*TO DO*.
Extract every line of the listing below that contains the string "Controls", matching case exactly.

*Layout element annotations*.
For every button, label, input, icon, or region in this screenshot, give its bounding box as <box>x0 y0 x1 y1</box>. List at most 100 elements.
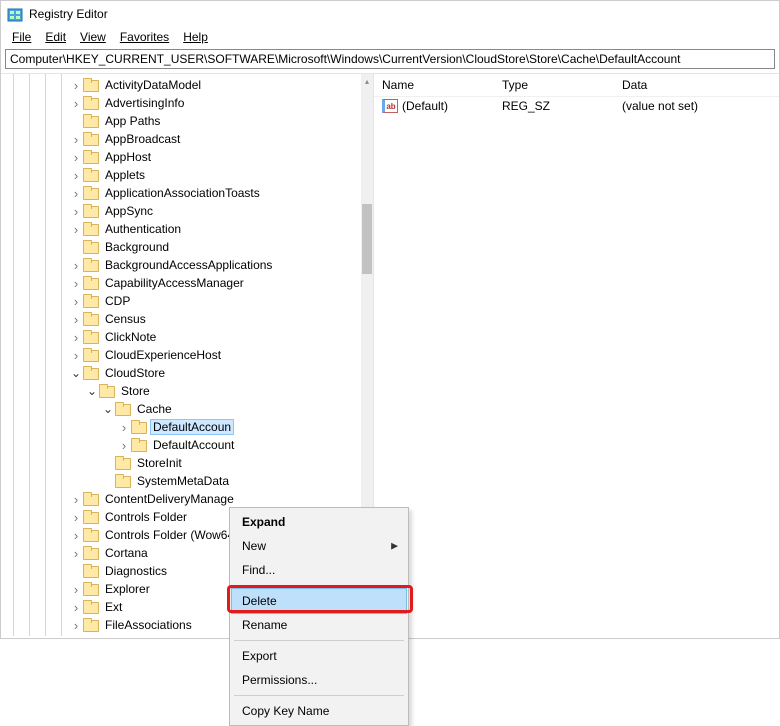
address-bar-wrap <box>1 47 779 73</box>
tree-item[interactable]: ›CDP <box>1 292 361 310</box>
ctx-export[interactable]: Export <box>232 644 406 668</box>
tree-item[interactable]: ›ActivityDataModel <box>1 76 361 94</box>
value-row-default[interactable]: ab (Default) REG_SZ (value not set) <box>374 97 779 115</box>
tree-item-label: CloudExperienceHost <box>103 348 223 362</box>
tree-item[interactable]: SystemMetaData <box>1 472 361 490</box>
expand-icon[interactable]: › <box>69 96 83 111</box>
tree-item-label: Controls Folder <box>103 510 189 524</box>
ctx-permissions[interactable]: Permissions... <box>232 668 406 692</box>
tree-item[interactable]: ›Authentication <box>1 220 361 238</box>
expand-icon[interactable]: › <box>69 582 83 597</box>
tree-item[interactable]: › CloudExperienceHost <box>1 346 361 364</box>
expand-icon[interactable]: › <box>69 186 83 201</box>
col-type[interactable]: Type <box>502 78 622 92</box>
tree-item[interactable]: › AdvertisingInfo <box>1 94 361 112</box>
folder-icon <box>115 402 131 416</box>
expand-icon[interactable]: › <box>69 600 83 615</box>
folder-icon <box>83 258 99 272</box>
folder-icon <box>115 456 131 470</box>
folder-icon <box>115 474 131 488</box>
tree-item[interactable]: › Census <box>1 310 361 328</box>
values-header[interactable]: Name Type Data <box>374 74 779 97</box>
ctx-rename[interactable]: Rename <box>232 613 406 637</box>
expand-icon[interactable]: › <box>69 348 83 363</box>
menu-edit[interactable]: Edit <box>38 29 73 45</box>
expand-icon[interactable]: › <box>69 132 83 147</box>
folder-icon <box>83 132 99 146</box>
scroll-thumb[interactable] <box>362 204 372 274</box>
tree-item-label: SystemMetaData <box>135 474 231 488</box>
expand-icon[interactable]: › <box>69 168 83 183</box>
tree-item[interactable]: ›ApplicationAssociationToasts <box>1 184 361 202</box>
tree-item-label: FileAssociations <box>103 618 194 632</box>
tree-item[interactable]: ›AppBroadcast <box>1 130 361 148</box>
tree-item-label: Explorer <box>103 582 152 596</box>
expand-icon[interactable]: › <box>117 420 131 435</box>
menu-file[interactable]: File <box>5 29 38 45</box>
tree-item[interactable]: › BackgroundAccessApplications <box>1 256 361 274</box>
tree-item-label: Background <box>103 240 171 254</box>
tree-item-label: DefaultAccoun <box>151 420 233 434</box>
expand-icon[interactable]: › <box>69 510 83 525</box>
collapse-icon[interactable]: ⌄ <box>101 402 115 416</box>
tree-item[interactable]: ›ContentDeliveryManage <box>1 490 361 508</box>
expand-icon[interactable]: › <box>69 78 83 93</box>
collapse-icon[interactable]: ⌄ <box>85 384 99 398</box>
folder-icon <box>83 186 99 200</box>
ctx-new[interactable]: New ▶ <box>232 534 406 558</box>
tree-item[interactable]: Background <box>1 238 361 256</box>
ctx-delete[interactable]: Delete <box>232 589 406 613</box>
submenu-arrow-icon: ▶ <box>391 541 398 552</box>
folder-icon <box>83 294 99 308</box>
expand-icon[interactable]: › <box>69 330 83 345</box>
expand-icon[interactable]: › <box>69 312 83 327</box>
folder-icon <box>83 546 99 560</box>
expand-icon[interactable]: › <box>69 204 83 219</box>
tree-item[interactable]: ⌄Store <box>1 382 361 400</box>
folder-icon <box>83 168 99 182</box>
tree-item[interactable]: App Paths <box>1 112 361 130</box>
expand-icon[interactable]: › <box>69 150 83 165</box>
expand-icon[interactable]: › <box>69 294 83 309</box>
expand-icon[interactable]: › <box>69 258 83 273</box>
tree-item-label: BackgroundAccessApplications <box>103 258 274 272</box>
tree-item[interactable]: ›DefaultAccount <box>1 436 361 454</box>
tree-item[interactable]: › Applets <box>1 166 361 184</box>
expand-icon[interactable]: › <box>69 276 83 291</box>
address-bar[interactable] <box>5 49 775 69</box>
tree-item[interactable]: ›CapabilityAccessManager <box>1 274 361 292</box>
col-data[interactable]: Data <box>622 78 771 92</box>
tree-item-label: CloudStore <box>103 366 167 380</box>
menu-favorites[interactable]: Favorites <box>113 29 176 45</box>
expand-icon[interactable]: › <box>69 636 83 637</box>
ctx-copykey[interactable]: Copy Key Name <box>232 699 406 723</box>
scroll-up-icon[interactable]: ▴ <box>361 74 373 88</box>
tree-item-label: Controls Folder (Wow64 <box>103 528 236 542</box>
tree-item-label: Census <box>103 312 148 326</box>
expand-icon[interactable]: › <box>69 618 83 633</box>
ctx-find[interactable]: Find... <box>232 558 406 582</box>
tree-item[interactable]: ⌄Cache <box>1 400 361 418</box>
expand-icon[interactable]: › <box>69 492 83 507</box>
tree-item[interactable]: ›AppHost <box>1 148 361 166</box>
tree-item-label: AdvertisingInfo <box>103 96 186 110</box>
ctx-expand[interactable]: Expand <box>232 510 406 534</box>
expand-icon[interactable]: › <box>117 438 131 453</box>
window-title: Registry Editor <box>29 7 108 21</box>
values-pane: Name Type Data ab (Default) REG_SZ (valu… <box>374 74 779 636</box>
menu-help[interactable]: Help <box>176 29 215 45</box>
expand-icon[interactable]: › <box>69 546 83 561</box>
tree-item-label: Applets <box>103 168 147 182</box>
col-name[interactable]: Name <box>382 78 502 92</box>
collapse-icon[interactable]: ⌄ <box>69 366 83 380</box>
tree-item[interactable]: ⌄ CloudStore <box>1 364 361 382</box>
tree-item[interactable]: StoreInit <box>1 454 361 472</box>
menu-view[interactable]: View <box>73 29 113 45</box>
tree-item[interactable]: ›ClickNote <box>1 328 361 346</box>
tree-item[interactable]: ›AppSync <box>1 202 361 220</box>
expand-icon[interactable]: › <box>69 222 83 237</box>
expand-icon[interactable]: › <box>69 528 83 543</box>
folder-icon <box>83 312 99 326</box>
tree-item[interactable]: › DefaultAccoun <box>1 418 361 436</box>
ctx-sep-1 <box>234 585 404 586</box>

*WORKED SOLUTION*.
tree-item-label: Controls Folder <box>103 510 189 524</box>
tree-item-label: Controls Folder (Wow64 <box>103 528 236 542</box>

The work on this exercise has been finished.